[EXTRAIT FOURNI]
_ _ _ _ _ _ _

12 commentaires à propos de “Quatre infusions d’une muse”

  1. Oh, c’est vrai ? J’adore ce livre même si je ne vois pas le rapport à première vue, mais parfois les livres aimés se glissent partout. Je ne vais pas oser le relire pour l’instant car risque d’inhibition totale. Merci beaucoup de votre soutien. J’ai le sentiment que mes hypothèses sont en fouillis, vouloir trop et produire un embouteillage 🙂 J’ai posté quand même car plus ça allait, pire c’était. Merci encore.

  2. Quelles délices de se perdre dans ces îles, ces zones, ces rues et ces boutiques éminemment romanesques. Douce et inquiétante étrangeté… vos hypothèses sont en un merveilleux « fouillis ». Merci pour ce que vous écrivez !

  3. Merci merci Fil Berger, de votre plaisir à explorer mon fouillis ! Je me perds moi-même dans ces venelles et ces îles, je pense qu »un jour ou l’autre un petit rangement va s’imposer 😉 le tracé d’un chemin, un travail de cartographie que sais-je … Je suis très touchée par votre lecture sensible et aventurière. Alors merci encore !

  4. Mille mercis Jean-Yves Robichon ! Votre immersion dans le texte me ravit. Votre « vous nous tenez par la main » me donne à penser (position de narrateur ?, égarer/retrouver, … ) et je sens s’y faufiler un possible élément structurant … à réfléchir. Comme quoi c’est parfois celui qui lit qui donne la main à celui qui écrit !
    Alors merci encore de votre lecture lumineuse.

  5. Waouh ! Bravo ! Je suis épatée, époustouflée, ébahie, ça me plaît de me promener, de me perdre, waouh ! comment faites-vous ?

  6. Merci Chantal Tran d’avoir apprécié le voyage ! Comment je fais … bonne question … Je ne réfléchis pas trop et en quelque sorte laisse le texte me conduire et les images abonder … le plaisir comme boussole. Je m’amuse beaucoup, me perds parfois (d’où, probablement, j’égare le personnage et tant que j’y suis le lecteur). La difficulté pour moi, c’est de tracer une ligne un peu claire, m’y tenir, et élaguer, résister aux délices de la flânerie …

  7. Déned, je viens relire votre superbe texte, ayant attendu d’avoir un peu plus de temps pour essayer de dire pourquoi il est si envoûtant. Pas sûre d’y arriver. Tout d’abord, vous dire que j’adore le titre, belle idée qui reflète bien la déclinaison de vos hypothèses. J’aime que vos personnages incarnent tant les lieux où elles vivent ou à l’inverse que de ces lieux si magiquement évoqués émanent ces femmes mystérieuses. Plusieurs fois j’ai pensé que vos muses pourraient tenir boutique dans une des Villes Invisibles d’Italo Calvino. L’idée de la boutique, lieu de la rencontre, de la transaction, de l’échange, lieu où on ne sait pas ce qu’on vient chercher mais où on trouve toujours quelque chose, me plaît beaucoup aussi. Hâte de lire le roman qui va s’écrire ! Et grand merci pour ce voyage.

_ _ _ _ _ _ _

[DONNÉES FOURNIES]
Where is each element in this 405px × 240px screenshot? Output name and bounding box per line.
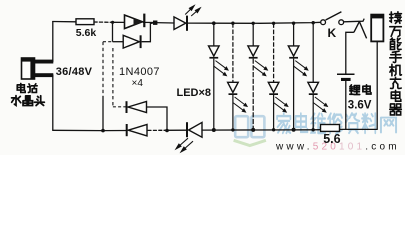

_ _ _ _ _ _ _

[TRAVAIL DEMANDÉ] Pouvez-vous retranscrire mot pour mot, dans les commentaires sur « Quatre infusions d'une muse », tout ce qui va de « 4. Mille mercis » jusqu'à « qui écrit ! » ?

[SOLUTION DU PROBLÈME]
4. Mille mercis Jean-Yves Robichon ! Votre immersion dans le texte me ravit. Votre « vous nous tenez par la main » me donne à penser (position de narrateur ?, égarer/retrouver, … ) et je sens s’y faufiler un possible élément structurant … à réfléchir. Comme quoi c’est parfois celui qui lit qui donne la main à celui qui écrit !